WRITTEN EXERCISE. Print every line from the one containing "Text: S: S bbox=[184, 109, 192, 122]" down through the one containing "Text: N: N bbox=[172, 151, 180, 161]", both included, exactly as they appear.

(Bounding box entries)
********************

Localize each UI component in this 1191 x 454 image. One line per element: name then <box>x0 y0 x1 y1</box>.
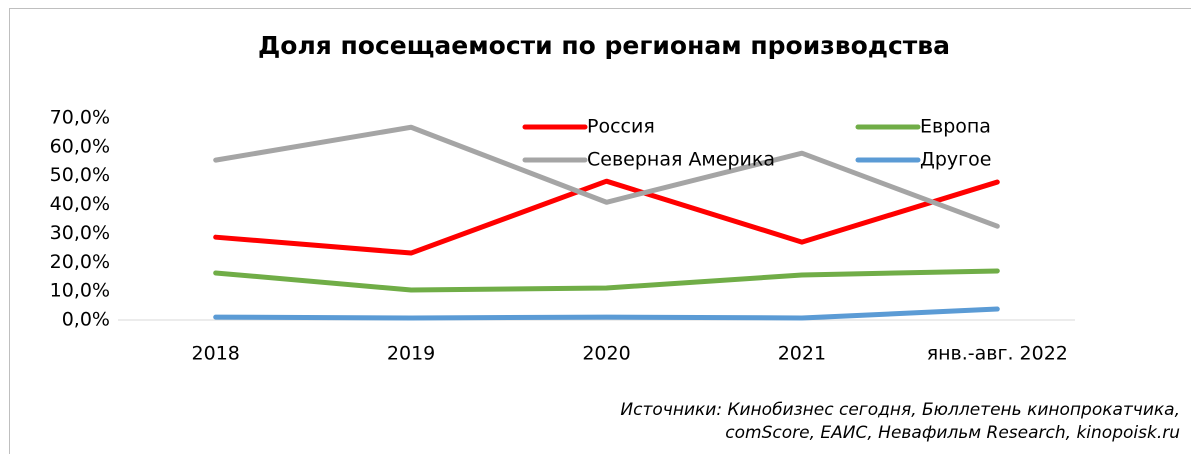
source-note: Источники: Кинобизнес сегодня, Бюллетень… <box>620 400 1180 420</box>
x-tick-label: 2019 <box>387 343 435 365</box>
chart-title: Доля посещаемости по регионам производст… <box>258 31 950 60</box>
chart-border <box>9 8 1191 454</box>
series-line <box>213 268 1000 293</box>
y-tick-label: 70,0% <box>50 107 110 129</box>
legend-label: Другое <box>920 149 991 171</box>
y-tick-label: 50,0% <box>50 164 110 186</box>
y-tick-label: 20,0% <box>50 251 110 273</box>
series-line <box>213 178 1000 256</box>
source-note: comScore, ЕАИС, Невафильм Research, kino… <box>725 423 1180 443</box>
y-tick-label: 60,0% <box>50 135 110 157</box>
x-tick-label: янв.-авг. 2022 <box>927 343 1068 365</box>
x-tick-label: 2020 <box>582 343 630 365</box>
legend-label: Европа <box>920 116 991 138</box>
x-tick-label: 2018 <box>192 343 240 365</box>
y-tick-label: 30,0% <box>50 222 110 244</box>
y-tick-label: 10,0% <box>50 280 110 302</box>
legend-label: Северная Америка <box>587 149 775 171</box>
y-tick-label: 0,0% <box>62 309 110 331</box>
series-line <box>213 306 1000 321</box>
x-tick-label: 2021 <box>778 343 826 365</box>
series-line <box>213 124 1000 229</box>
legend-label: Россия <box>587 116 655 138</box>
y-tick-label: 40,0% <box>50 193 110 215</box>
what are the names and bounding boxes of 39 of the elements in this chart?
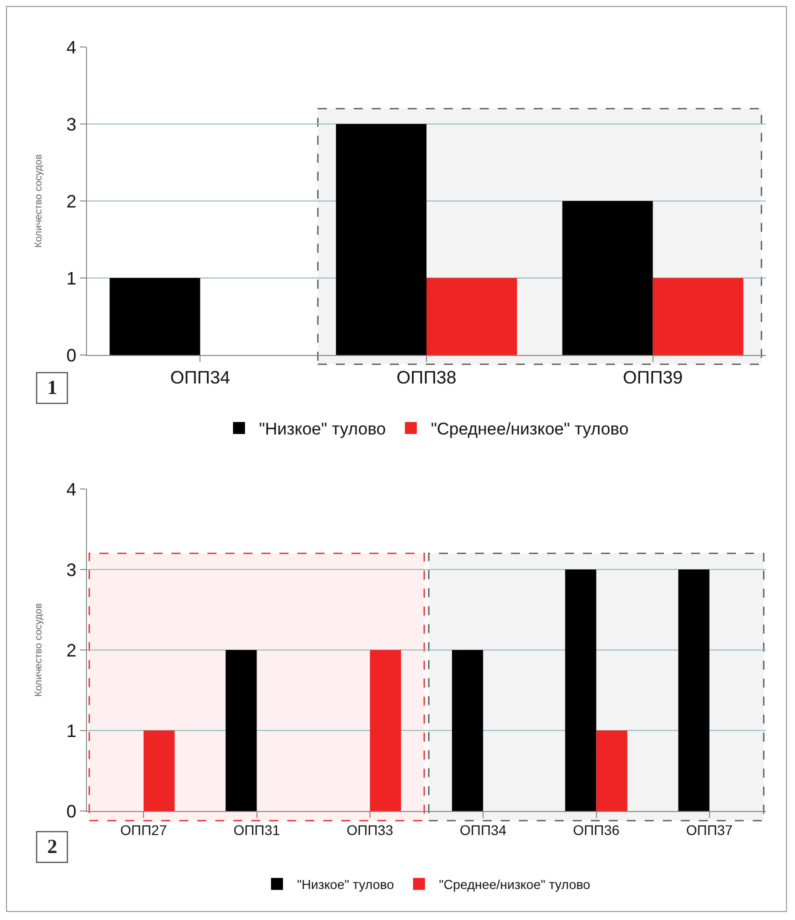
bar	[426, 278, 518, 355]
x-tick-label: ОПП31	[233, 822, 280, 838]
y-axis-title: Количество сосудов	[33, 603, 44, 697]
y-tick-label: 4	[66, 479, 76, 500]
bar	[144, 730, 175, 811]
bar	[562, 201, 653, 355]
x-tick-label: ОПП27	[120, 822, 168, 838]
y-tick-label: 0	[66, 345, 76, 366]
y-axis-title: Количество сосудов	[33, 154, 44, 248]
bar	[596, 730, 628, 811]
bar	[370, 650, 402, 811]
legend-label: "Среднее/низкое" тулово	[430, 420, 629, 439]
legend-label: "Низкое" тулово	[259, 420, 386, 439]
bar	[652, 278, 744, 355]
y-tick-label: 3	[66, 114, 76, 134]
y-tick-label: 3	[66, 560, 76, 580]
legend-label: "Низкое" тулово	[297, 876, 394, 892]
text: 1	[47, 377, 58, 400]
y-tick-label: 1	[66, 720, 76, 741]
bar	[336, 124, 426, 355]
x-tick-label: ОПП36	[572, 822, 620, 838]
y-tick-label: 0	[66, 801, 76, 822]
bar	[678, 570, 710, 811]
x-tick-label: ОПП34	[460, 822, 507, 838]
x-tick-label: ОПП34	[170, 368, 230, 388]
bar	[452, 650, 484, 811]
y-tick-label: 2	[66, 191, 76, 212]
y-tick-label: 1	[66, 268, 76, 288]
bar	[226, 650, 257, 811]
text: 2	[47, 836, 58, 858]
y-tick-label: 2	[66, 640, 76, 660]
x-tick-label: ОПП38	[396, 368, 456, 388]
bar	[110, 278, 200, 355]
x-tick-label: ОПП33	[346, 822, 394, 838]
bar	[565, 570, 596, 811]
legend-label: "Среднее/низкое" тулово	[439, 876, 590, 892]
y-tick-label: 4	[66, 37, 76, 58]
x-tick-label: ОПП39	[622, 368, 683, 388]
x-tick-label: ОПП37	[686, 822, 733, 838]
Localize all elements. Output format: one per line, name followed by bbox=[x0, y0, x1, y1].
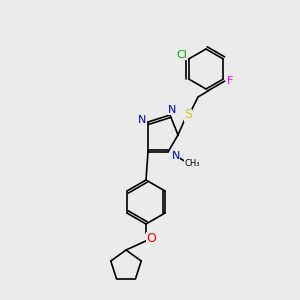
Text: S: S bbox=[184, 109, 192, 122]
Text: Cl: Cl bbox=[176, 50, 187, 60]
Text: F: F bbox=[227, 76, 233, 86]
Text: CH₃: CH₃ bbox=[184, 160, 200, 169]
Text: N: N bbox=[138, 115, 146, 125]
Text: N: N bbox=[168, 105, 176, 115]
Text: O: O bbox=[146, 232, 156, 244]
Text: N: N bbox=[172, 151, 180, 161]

********************

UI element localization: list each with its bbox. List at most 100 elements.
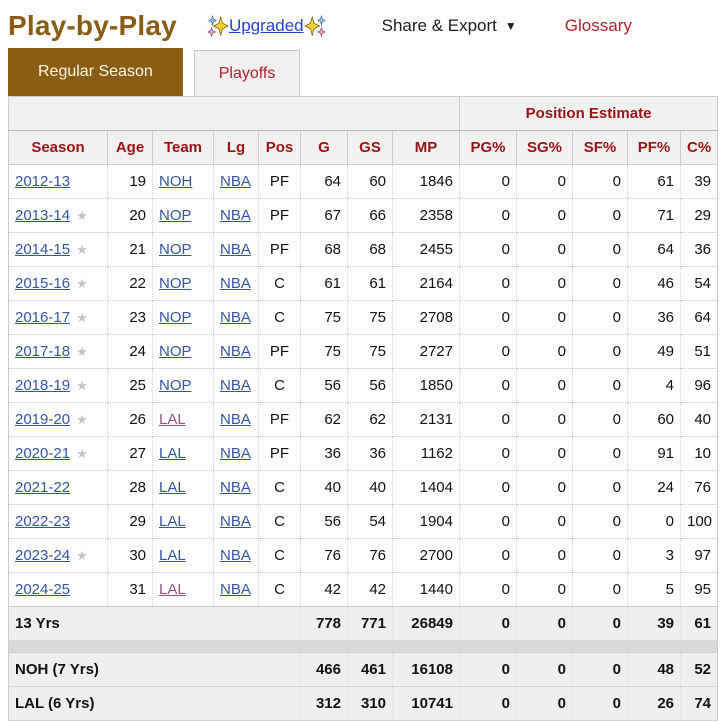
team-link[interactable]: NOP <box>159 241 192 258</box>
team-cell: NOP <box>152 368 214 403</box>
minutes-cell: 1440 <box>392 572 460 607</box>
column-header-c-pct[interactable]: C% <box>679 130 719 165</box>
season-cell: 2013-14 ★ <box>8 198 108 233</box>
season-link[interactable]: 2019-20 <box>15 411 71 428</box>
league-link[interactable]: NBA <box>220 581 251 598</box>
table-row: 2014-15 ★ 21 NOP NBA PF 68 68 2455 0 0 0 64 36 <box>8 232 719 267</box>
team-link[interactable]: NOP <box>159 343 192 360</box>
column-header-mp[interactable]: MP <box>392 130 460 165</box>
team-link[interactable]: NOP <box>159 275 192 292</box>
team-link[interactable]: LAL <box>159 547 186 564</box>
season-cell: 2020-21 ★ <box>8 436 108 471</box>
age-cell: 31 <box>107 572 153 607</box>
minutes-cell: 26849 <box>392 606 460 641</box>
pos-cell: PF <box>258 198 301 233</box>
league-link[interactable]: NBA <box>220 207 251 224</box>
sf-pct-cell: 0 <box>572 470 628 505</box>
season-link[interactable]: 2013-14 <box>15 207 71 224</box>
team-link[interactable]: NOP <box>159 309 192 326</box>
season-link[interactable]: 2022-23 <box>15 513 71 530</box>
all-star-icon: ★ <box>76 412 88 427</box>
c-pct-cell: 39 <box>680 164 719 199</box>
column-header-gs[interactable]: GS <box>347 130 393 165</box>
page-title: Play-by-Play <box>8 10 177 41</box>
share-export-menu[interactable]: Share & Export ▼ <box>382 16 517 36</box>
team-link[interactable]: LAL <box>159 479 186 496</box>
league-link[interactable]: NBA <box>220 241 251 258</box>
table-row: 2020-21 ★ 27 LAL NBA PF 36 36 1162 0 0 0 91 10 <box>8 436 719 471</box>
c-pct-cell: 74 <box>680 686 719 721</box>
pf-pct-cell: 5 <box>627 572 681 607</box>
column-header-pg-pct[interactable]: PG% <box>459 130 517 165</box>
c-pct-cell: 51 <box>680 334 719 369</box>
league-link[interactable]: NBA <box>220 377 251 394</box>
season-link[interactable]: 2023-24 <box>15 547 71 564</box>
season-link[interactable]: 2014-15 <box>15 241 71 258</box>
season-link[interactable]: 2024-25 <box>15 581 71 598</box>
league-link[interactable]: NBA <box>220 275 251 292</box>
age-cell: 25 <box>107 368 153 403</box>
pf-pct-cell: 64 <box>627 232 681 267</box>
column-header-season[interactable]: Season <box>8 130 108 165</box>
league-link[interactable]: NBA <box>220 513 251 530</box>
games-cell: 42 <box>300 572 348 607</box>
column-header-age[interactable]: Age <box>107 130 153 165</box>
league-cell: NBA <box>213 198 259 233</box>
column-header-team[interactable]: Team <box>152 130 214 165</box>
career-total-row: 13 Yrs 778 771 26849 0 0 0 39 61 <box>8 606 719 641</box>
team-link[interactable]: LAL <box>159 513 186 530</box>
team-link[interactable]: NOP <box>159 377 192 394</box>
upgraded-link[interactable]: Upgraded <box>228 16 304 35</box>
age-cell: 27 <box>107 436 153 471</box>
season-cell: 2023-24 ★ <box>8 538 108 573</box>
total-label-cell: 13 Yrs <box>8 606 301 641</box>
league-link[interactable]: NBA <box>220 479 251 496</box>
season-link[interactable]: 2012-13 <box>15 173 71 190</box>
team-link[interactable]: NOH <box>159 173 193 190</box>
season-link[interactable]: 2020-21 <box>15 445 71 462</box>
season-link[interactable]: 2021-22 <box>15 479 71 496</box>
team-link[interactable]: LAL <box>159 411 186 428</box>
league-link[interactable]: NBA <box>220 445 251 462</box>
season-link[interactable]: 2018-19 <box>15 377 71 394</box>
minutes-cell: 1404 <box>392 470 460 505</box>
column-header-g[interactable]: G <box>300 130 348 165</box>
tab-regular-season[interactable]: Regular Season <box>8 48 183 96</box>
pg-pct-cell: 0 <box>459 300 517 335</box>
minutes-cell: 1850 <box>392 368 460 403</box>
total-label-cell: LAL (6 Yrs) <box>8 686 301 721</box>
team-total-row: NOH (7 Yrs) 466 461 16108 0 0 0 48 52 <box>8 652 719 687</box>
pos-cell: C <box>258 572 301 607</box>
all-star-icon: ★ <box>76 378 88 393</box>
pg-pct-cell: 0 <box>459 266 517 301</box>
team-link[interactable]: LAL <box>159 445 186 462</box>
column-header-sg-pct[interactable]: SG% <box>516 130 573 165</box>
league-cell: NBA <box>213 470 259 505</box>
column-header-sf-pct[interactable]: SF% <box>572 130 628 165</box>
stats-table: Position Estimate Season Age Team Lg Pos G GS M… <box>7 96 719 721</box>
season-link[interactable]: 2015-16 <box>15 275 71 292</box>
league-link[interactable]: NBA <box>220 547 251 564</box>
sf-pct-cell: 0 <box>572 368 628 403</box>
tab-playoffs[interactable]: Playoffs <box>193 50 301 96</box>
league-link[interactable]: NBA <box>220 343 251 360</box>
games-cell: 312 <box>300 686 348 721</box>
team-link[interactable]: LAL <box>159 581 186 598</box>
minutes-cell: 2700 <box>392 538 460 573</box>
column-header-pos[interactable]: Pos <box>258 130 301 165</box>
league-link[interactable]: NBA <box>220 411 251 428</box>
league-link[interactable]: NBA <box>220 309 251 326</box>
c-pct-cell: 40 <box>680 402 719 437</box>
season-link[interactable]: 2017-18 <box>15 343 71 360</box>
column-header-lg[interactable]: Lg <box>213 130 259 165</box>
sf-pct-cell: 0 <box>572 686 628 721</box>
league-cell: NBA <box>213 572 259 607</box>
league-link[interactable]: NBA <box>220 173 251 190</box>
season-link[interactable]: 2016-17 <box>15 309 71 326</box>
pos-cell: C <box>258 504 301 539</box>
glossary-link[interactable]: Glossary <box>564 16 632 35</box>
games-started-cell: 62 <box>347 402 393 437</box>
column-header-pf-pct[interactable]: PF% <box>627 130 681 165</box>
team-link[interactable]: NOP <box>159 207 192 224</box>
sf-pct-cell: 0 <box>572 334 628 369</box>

********************

ANSWER TO THIS TASK.
Text: S: S bbox=[184, 109, 192, 122]
Text: Cl: Cl bbox=[176, 50, 187, 60]
Text: F: F bbox=[227, 76, 233, 86]
Text: CH₃: CH₃ bbox=[184, 160, 200, 169]
Text: N: N bbox=[138, 115, 146, 125]
Text: N: N bbox=[168, 105, 176, 115]
Text: O: O bbox=[146, 232, 156, 244]
Text: N: N bbox=[172, 151, 180, 161]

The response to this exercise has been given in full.